* [Written request]
Write out, precisely and in full, each line of the material.

* [Task inputs]
start
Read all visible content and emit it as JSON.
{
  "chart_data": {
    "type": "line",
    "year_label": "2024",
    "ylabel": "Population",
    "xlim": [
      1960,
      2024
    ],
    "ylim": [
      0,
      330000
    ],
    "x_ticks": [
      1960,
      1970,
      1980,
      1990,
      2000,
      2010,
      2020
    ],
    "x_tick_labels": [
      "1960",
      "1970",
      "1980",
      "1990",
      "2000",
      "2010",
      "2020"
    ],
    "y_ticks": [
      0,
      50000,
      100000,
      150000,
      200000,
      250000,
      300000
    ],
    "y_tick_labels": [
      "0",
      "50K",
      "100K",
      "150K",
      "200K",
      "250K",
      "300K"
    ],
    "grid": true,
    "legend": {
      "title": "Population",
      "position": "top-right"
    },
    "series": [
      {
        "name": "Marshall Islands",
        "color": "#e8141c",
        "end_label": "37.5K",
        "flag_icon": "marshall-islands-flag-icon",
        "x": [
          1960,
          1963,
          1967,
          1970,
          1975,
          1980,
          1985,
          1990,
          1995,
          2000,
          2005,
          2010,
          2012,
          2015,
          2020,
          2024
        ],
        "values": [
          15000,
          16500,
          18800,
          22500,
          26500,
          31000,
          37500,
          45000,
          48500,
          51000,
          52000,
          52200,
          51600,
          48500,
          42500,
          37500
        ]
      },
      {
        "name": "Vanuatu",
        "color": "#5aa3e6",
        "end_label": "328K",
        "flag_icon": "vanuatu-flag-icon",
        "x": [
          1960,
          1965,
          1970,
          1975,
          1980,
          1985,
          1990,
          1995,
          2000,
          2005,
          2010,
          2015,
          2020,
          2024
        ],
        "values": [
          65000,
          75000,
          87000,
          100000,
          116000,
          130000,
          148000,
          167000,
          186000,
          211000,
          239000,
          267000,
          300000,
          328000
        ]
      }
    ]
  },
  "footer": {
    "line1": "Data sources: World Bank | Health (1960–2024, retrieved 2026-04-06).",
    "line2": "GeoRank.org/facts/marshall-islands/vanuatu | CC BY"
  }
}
end
* [Task output]
Read all visible content and emit it as JSON.
{
  "chart_data": {
    "type": "line",
    "year_label": "2024",
    "ylabel": "Population",
    "xlim": [
      1960,
      2024
    ],
    "ylim": [
      0,
      330000
    ],
    "x_ticks": [
      1960,
      1970,
      1980,
      1990,
      2000,
      2010,
      2020
    ],
    "x_tick_labels": [
      "1960",
      "1970",
      "1980",
      "1990",
      "2000",
      "2010",
      "2020"
    ],
    "y_ticks": [
      0,
      50000,
      100000,
      150000,
      200000,
      250000,
      300000
    ],
    "y_tick_labels": [
      "0",
      "50K",
      "100K",
      "150K",
      "200K",
      "250K",
      "300K"
    ],
    "grid": true,
    "legend": {
      "title": "Population",
      "position": "top-right"
    },
    "series": [
      {
        "name": "Marshall Islands",
        "color": "#e8141c",
        "end_label": "37.5K",
        "flag_icon": "marshall-islands-flag-icon",
        "x": [
          1960,
          1963,
          1967,
          1970,
          1975,
          1980,
          1985,
          1990,
          1995,
          2000,
          2005,
          2010,
          2012,
          2015,
          2020,
          2024
        ],
        "values": [
          15000,
          16500,
          18800,
          22500,
          26500,
          31000,
          37500,
          45000,
          48500,
          51000,
          52000,
          52200,
          51600,
          48500,
          42500,
          37500
        ]
      },
      {
        "name": "Vanuatu",
        "color": "#5aa3e6",
        "end_label": "328K",
        "flag_icon": "vanuatu-flag-icon",
        "x": [
          1960,
          1965,
          1970,
          1975,
          1980,
          1985,
          1990,
          1995,
          2000,
          2005,
          2010,
          2015,
          2020,
          2024
        ],
        "values": [
          65000,
          75000,
          87000,
          100000,
          116000,
          130000,
          148000,
          167000,
          186000,
          211000,
          239000,
          267000,
          300000,
          328000
        ]
      }
    ]
  },
  "footer": {
    "line1": "Data sources: World Bank | Health (1960–2024, retrieved 2026-04-06).",
    "line2": "GeoRank.org/facts/marshall-islands/vanuatu | CC BY"
  }
}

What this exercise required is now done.